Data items
☆ ☆ ☆ ☆ ☆ ☆ ☆

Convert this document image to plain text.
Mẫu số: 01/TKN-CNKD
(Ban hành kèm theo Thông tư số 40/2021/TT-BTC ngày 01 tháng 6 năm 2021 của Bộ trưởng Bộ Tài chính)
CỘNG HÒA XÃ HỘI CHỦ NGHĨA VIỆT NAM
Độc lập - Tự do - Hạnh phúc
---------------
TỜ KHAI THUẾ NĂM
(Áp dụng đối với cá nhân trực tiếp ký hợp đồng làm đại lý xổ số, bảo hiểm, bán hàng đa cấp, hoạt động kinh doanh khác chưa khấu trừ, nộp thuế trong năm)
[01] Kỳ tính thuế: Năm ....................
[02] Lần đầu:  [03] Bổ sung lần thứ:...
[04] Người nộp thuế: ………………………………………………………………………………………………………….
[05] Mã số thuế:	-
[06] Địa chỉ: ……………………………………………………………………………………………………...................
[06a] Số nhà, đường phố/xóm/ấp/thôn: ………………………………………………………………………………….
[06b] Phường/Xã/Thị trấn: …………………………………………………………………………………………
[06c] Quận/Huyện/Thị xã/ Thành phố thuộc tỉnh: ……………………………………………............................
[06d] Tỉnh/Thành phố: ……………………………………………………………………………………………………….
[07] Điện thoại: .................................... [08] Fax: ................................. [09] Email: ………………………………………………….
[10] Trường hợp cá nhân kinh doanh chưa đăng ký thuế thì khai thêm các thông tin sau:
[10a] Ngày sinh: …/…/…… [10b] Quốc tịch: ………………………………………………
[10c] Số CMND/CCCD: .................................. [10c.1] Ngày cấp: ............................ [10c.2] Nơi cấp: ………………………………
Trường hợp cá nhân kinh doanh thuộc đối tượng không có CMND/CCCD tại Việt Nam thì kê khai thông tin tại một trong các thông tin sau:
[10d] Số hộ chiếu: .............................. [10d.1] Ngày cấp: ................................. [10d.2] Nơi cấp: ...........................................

☆ ☆ ☆ ☆ ☆ ☆ ☆

### WHAT IS REQUIRED
Count every line in the entries above where the word "Thành" appears; respond with the number alone.

### ANSWER IN FULL
2